## WHAT YOU WILL DO:
Below are some records; return each one exactly.

** BEGIN LISTED RECORDS **

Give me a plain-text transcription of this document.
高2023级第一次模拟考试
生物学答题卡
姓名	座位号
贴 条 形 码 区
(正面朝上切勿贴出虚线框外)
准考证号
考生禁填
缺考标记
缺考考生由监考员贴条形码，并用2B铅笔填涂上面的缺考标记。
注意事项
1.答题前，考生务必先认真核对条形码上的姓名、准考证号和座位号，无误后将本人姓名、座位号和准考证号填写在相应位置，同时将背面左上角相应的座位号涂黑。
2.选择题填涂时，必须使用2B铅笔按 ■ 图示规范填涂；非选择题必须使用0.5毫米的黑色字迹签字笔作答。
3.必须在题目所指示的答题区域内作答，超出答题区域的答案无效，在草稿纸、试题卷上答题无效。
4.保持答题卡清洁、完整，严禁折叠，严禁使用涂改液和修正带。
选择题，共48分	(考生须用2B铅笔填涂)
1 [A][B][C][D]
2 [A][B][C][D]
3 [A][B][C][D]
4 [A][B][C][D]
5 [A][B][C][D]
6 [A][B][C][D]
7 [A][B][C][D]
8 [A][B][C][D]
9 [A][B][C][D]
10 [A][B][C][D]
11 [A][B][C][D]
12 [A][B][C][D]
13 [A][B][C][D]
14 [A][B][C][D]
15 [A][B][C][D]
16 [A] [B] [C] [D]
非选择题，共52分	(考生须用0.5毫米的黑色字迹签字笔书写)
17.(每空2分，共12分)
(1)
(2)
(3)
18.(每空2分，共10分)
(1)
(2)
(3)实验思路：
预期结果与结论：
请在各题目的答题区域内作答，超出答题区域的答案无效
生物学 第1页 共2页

** END LISTED RECORDS **

## RESPONSE FOR THIS EXERCISE:
Give me a plain-text transcription of this document.
高2023级第一次模拟考试
生物学答题卡
姓名	座位号
贴 条 形 码 区
(正面朝上切勿贴出虚线框外)
准考证号
考生禁填
缺考标记
缺考考生由监考员贴条形码，并用2B铅笔填涂上面的缺考标记。
注意事项
1.答题前，考生务必先认真核对条形码上的姓名、准考证号和座位号，无误后将本人姓名、座位号和准考证号填写在相应位置，同时将背面左上角相应的座位号涂黑。
2.选择题填涂时，必须使用2B铅笔按 ■ 图示规范填涂；非选择题必须使用0.5毫米的黑色字迹签字笔作答。
3.必须在题目所指示的答题区域内作答，超出答题区域的答案无效，在草稿纸、试题卷上答题无效。
4.保持答题卡清洁、完整，严禁折叠，严禁使用涂改液和修正带。
选择题，共48分	(考生须用2B铅笔填涂)
1 [A][B][C][D]
2 [A][B][C][D]
3 [A][B][C][D]
4 [A][B][C][D]
5 [A][B][C][D]
6 [A][B][C][D]
7 [A][B][C][D]
8 [A][B][C][D]
9 [A][B][C][D]
10 [A][B][C][D]
11 [A][B][C][D]
12 [A][B][C][D]
13 [A][B][C][D]
14 [A][B][C][D]
15 [A][B][C][D]
16 [A] [B] [C] [D]
非选择题，共52分	(考生须用0.5毫米的黑色字迹签字笔书写)
17.(每空2分，共12分)
(1)
(2)
(3)
18.(每空2分，共10分)
(1)
(2)
(3)实验思路：
预期结果与结论：
请在各题目的答题区域内作答，超出答题区域的答案无效
生物学 第1页 共2页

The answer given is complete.